→ **EXERCISE DESCRIPTION**
Print the records below exactly as they appear.

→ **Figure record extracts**

******************************

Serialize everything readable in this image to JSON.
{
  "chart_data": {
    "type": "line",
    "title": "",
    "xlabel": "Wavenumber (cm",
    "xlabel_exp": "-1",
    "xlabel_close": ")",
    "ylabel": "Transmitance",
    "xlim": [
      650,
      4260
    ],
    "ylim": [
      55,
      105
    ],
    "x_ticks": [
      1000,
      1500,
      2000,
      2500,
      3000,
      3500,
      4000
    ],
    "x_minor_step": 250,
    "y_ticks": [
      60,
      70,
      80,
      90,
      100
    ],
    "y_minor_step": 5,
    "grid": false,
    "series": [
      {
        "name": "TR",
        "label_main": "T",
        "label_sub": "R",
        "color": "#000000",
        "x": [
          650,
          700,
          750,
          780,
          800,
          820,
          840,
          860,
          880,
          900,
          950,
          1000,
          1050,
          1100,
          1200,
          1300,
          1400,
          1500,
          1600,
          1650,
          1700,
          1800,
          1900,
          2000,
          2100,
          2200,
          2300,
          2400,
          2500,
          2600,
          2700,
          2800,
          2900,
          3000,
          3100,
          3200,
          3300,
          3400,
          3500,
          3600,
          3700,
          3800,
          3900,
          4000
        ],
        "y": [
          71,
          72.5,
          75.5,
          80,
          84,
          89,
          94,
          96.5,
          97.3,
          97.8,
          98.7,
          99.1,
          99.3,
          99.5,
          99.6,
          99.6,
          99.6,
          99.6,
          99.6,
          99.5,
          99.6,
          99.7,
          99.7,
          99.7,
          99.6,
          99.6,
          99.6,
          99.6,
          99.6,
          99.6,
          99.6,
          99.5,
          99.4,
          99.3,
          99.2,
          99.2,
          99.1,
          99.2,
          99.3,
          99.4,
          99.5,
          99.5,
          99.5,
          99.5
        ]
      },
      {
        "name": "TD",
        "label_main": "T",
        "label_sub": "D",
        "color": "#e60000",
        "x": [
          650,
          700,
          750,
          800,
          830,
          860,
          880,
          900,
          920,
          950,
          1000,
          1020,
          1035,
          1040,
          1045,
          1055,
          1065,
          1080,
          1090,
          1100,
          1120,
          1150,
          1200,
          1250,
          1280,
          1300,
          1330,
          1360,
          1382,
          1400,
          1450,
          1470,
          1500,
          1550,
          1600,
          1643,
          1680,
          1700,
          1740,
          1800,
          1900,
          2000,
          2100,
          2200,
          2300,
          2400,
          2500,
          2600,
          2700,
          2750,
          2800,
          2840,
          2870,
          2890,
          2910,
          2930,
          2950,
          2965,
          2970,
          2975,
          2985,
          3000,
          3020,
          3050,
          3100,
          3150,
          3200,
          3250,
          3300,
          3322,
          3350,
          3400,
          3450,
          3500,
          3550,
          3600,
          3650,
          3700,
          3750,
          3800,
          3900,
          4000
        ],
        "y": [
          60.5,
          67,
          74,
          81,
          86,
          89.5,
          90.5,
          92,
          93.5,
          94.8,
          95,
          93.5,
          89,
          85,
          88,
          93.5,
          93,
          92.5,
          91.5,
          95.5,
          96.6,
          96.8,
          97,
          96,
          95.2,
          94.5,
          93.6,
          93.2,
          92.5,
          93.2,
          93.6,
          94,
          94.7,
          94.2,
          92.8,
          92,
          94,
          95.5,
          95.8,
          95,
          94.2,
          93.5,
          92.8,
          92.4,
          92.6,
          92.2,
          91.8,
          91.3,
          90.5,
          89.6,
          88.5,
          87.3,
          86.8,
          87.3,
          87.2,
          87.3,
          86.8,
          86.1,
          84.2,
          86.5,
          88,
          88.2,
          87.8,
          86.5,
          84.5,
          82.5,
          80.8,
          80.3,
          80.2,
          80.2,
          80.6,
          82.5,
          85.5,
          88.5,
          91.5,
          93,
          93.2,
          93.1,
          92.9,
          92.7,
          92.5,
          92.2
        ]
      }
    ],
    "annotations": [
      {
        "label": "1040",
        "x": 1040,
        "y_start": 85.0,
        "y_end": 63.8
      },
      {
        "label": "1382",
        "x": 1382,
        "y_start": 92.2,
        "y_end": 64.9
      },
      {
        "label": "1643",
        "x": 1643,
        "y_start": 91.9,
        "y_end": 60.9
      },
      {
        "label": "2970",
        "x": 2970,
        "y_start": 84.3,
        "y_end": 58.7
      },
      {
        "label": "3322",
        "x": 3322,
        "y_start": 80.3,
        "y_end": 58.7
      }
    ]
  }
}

******************************

→ **RESULT FOR THIS TASK**
Serialize everything readable in this image to JSON.
{
  "chart_data": {
    "type": "line",
    "title": "",
    "xlabel": "Wavenumber (cm",
    "xlabel_exp": "-1",
    "xlabel_close": ")",
    "ylabel": "Transmitance",
    "xlim": [
      650,
      4260
    ],
    "ylim": [
      55,
      105
    ],
    "x_ticks": [
      1000,
      1500,
      2000,
      2500,
      3000,
      3500,
      4000
    ],
    "x_minor_step": 250,
    "y_ticks": [
      60,
      70,
      80,
      90,
      100
    ],
    "y_minor_step": 5,
    "grid": false,
    "series": [
      {
        "name": "TR",
        "label_main": "T",
        "label_sub": "R",
        "color": "#000000",
        "x": [
          650,
          700,
          750,
          780,
          800,
          820,
          840,
          860,
          880,
          900,
          950,
          1000,
          1050,
          1100,
          1200,
          1300,
          1400,
          1500,
          1600,
          1650,
          1700,
          1800,
          1900,
          2000,
          2100,
          2200,
          2300,
          2400,
          2500,
          2600,
          2700,
          2800,
          2900,
          3000,
          3100,
          3200,
          3300,
          3400,
          3500,
          3600,
          3700,
          3800,
          3900,
          4000
        ],
        "y": [
          71,
          72.5,
          75.5,
          80,
          84,
          89,
          94,
          96.5,
          97.3,
          97.8,
          98.7,
          99.1,
          99.3,
          99.5,
          99.6,
          99.6,
          99.6,
          99.6,
          99.6,
          99.5,
          99.6,
          99.7,
          99.7,
          99.7,
          99.6,
          99.6,
          99.6,
          99.6,
          99.6,
          99.6,
          99.6,
          99.5,
          99.4,
          99.3,
          99.2,
          99.2,
          99.1,
          99.2,
          99.3,
          99.4,
          99.5,
          99.5,
          99.5,
          99.5
        ]
      },
      {
        "name": "TD",
        "label_main": "T",
        "label_sub": "D",
        "color": "#e60000",
        "x": [
          650,
          700,
          750,
          800,
          830,
          860,
          880,
          900,
          920,
          950,
          1000,
          1020,
          1035,
          1040,
          1045,
          1055,
          1065,
          1080,
          1090,
          1100,
          1120,
          1150,
          1200,
          1250,
          1280,
          1300,
          1330,
          1360,
          1382,
          1400,
          1450,
          1470,
          1500,
          1550,
          1600,
          1643,
          1680,
          1700,
          1740,
          1800,
          1900,
          2000,
          2100,
          2200,
          2300,
          2400,
          2500,
          2600,
          2700,
          2750,
          2800,
          2840,
          2870,
          2890,
          2910,
          2930,
          2950,
          2965,
          2970,
          2975,
          2985,
          3000,
          3020,
          3050,
          3100,
          3150,
          3200,
          3250,
          3300,
          3322,
          3350,
          3400,
          3450,
          3500,
          3550,
          3600,
          3650,
          3700,
          3750,
          3800,
          3900,
          4000
        ],
        "y": [
          60.5,
          67,
          74,
          81,
          86,
          89.5,
          90.5,
          92,
          93.5,
          94.8,
          95,
          93.5,
          89,
          85,
          88,
          93.5,
          93,
          92.5,
          91.5,
          95.5,
          96.6,
          96.8,
          97,
          96,
          95.2,
          94.5,
          93.6,
          93.2,
          92.5,
          93.2,
          93.6,
          94,
          94.7,
          94.2,
          92.8,
          92,
          94,
          95.5,
          95.8,
          95,
          94.2,
          93.5,
          92.8,
          92.4,
          92.6,
          92.2,
          91.8,
          91.3,
          90.5,
          89.6,
          88.5,
          87.3,
          86.8,
          87.3,
          87.2,
          87.3,
          86.8,
          86.1,
          84.2,
          86.5,
          88,
          88.2,
          87.8,
          86.5,
          84.5,
          82.5,
          80.8,
          80.3,
          80.2,
          80.2,
          80.6,
          82.5,
          85.5,
          88.5,
          91.5,
          93,
          93.2,
          93.1,
          92.9,
          92.7,
          92.5,
          92.2
        ]
      }
    ],
    "annotations": [
      {
        "label": "1040",
        "x": 1040,
        "y_start": 85.0,
        "y_end": 63.8
      },
      {
        "label": "1382",
        "x": 1382,
        "y_start": 92.2,
        "y_end": 64.9
      },
      {
        "label": "1643",
        "x": 1643,
        "y_start": 91.9,
        "y_end": 60.9
      },
      {
        "label": "2970",
        "x": 2970,
        "y_start": 84.3,
        "y_end": 58.7
      },
      {
        "label": "3322",
        "x": 3322,
        "y_start": 80.3,
        "y_end": 58.7
      }
    ]
  }
}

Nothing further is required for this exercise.